Brief
Can the data below be echoed back word for word?
+++++
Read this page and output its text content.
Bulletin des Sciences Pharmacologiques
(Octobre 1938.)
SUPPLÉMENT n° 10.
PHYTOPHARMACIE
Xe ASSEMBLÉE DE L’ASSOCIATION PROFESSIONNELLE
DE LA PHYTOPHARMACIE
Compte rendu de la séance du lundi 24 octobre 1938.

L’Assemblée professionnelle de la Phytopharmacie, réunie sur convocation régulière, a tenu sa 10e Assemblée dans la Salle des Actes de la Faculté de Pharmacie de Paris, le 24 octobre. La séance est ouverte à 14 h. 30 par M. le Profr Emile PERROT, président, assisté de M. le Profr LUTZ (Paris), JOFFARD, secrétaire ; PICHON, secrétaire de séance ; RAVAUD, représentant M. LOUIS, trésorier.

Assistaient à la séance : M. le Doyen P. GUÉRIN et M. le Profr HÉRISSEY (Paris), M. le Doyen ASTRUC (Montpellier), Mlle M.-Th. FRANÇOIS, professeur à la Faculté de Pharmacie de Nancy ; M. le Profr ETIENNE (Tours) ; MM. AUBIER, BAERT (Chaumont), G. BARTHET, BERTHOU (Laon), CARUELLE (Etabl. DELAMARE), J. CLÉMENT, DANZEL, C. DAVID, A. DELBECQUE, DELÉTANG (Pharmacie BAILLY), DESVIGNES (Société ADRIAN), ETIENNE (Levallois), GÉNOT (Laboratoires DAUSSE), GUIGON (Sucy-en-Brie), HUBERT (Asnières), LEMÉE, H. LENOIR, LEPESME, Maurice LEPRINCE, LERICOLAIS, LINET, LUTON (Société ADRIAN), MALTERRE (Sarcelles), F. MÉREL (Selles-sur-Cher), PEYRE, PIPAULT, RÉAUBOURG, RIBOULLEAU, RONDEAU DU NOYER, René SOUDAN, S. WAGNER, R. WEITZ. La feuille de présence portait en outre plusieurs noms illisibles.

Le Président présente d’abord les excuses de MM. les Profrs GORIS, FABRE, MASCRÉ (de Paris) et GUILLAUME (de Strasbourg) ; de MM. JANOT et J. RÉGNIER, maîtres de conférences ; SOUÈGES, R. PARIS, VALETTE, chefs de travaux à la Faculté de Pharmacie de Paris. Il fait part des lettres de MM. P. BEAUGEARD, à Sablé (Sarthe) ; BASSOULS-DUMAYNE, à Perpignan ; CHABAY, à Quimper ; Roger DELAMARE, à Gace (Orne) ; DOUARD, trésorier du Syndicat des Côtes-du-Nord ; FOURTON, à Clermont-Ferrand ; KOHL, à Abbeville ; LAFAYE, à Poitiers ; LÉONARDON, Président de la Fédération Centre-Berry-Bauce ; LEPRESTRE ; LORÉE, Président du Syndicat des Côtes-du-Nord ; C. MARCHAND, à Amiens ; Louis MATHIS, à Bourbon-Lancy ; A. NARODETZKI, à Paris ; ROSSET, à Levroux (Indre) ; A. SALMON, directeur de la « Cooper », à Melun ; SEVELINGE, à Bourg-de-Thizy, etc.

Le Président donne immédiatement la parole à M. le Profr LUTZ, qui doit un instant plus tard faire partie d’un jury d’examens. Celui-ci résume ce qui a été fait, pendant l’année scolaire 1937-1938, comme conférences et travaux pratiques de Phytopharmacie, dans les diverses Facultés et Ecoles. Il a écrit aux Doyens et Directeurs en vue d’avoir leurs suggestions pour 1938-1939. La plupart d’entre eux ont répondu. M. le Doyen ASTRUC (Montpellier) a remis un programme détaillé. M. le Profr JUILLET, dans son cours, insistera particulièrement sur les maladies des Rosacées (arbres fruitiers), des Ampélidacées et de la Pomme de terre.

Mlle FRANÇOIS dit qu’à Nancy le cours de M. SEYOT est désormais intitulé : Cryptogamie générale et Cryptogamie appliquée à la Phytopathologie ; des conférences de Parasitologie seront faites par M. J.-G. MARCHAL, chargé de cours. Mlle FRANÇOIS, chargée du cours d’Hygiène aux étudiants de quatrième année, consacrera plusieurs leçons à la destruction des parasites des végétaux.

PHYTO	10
+++++
Written response
Read this page and output its text content.
Bulletin des Sciences Pharmacologiques
(Octobre 1938.)
SUPPLÉMENT n° 10.
PHYTOPHARMACIE
Xe ASSEMBLÉE DE L’ASSOCIATION PROFESSIONNELLE
DE LA PHYTOPHARMACIE
Compte rendu de la séance du lundi 24 octobre 1938.

L’Assemblée professionnelle de la Phytopharmacie, réunie sur convocation régulière, a tenu sa 10e Assemblée dans la Salle des Actes de la Faculté de Pharmacie de Paris, le 24 octobre. La séance est ouverte à 14 h. 30 par M. le Profr Emile PERROT, président, assisté de M. le Profr LUTZ (Paris), JOFFARD, secrétaire ; PICHON, secrétaire de séance ; RAVAUD, représentant M. LOUIS, trésorier.

Assistaient à la séance : M. le Doyen P. GUÉRIN et M. le Profr HÉRISSEY (Paris), M. le Doyen ASTRUC (Montpellier), Mlle M.-Th. FRANÇOIS, professeur à la Faculté de Pharmacie de Nancy ; M. le Profr ETIENNE (Tours) ; MM. AUBIER, BAERT (Chaumont), G. BARTHET, BERTHOU (Laon), CARUELLE (Etabl. DELAMARE), J. CLÉMENT, DANZEL, C. DAVID, A. DELBECQUE, DELÉTANG (Pharmacie BAILLY), DESVIGNES (Société ADRIAN), ETIENNE (Levallois), GÉNOT (Laboratoires DAUSSE), GUIGON (Sucy-en-Brie), HUBERT (Asnières), LEMÉE, H. LENOIR, LEPESME, Maurice LEPRINCE, LERICOLAIS, LINET, LUTON (Société ADRIAN), MALTERRE (Sarcelles), F. MÉREL (Selles-sur-Cher), PEYRE, PIPAULT, RÉAUBOURG, RIBOULLEAU, RONDEAU DU NOYER, René SOUDAN, S. WAGNER, R. WEITZ. La feuille de présence portait en outre plusieurs noms illisibles.

Le Président présente d’abord les excuses de MM. les Profrs GORIS, FABRE, MASCRÉ (de Paris) et GUILLAUME (de Strasbourg) ; de MM. JANOT et J. RÉGNIER, maîtres de conférences ; SOUÈGES, R. PARIS, VALETTE, chefs de travaux à la Faculté de Pharmacie de Paris. Il fait part des lettres de MM. P. BEAUGEARD, à Sablé (Sarthe) ; BASSOULS-DUMAYNE, à Perpignan ; CHABAY, à Quimper ; Roger DELAMARE, à Gace (Orne) ; DOUARD, trésorier du Syndicat des Côtes-du-Nord ; FOURTON, à Clermont-Ferrand ; KOHL, à Abbeville ; LAFAYE, à Poitiers ; LÉONARDON, Président de la Fédération Centre-Berry-Bauce ; LEPRESTRE ; LORÉE, Président du Syndicat des Côtes-du-Nord ; C. MARCHAND, à Amiens ; Louis MATHIS, à Bourbon-Lancy ; A. NARODETZKI, à Paris ; ROSSET, à Levroux (Indre) ; A. SALMON, directeur de la « Cooper », à Melun ; SEVELINGE, à Bourg-de-Thizy, etc.

Le Président donne immédiatement la parole à M. le Profr LUTZ, qui doit un instant plus tard faire partie d’un jury d’examens. Celui-ci résume ce qui a été fait, pendant l’année scolaire 1937-1938, comme conférences et travaux pratiques de Phytopharmacie, dans les diverses Facultés et Ecoles. Il a écrit aux Doyens et Directeurs en vue d’avoir leurs suggestions pour 1938-1939. La plupart d’entre eux ont répondu. M. le Doyen ASTRUC (Montpellier) a remis un programme détaillé. M. le Profr JUILLET, dans son cours, insistera particulièrement sur les maladies des Rosacées (arbres fruitiers), des Ampélidacées et de la Pomme de terre.

Mlle FRANÇOIS dit qu’à Nancy le cours de M. SEYOT est désormais intitulé : Cryptogamie générale et Cryptogamie appliquée à la Phytopathologie ; des conférences de Parasitologie seront faites par M. J.-G. MARCHAL, chargé de cours. Mlle FRANÇOIS, chargée du cours d’Hygiène aux étudiants de quatrième année, consacrera plusieurs leçons à la destruction des parasites des végétaux.

PHYTO	10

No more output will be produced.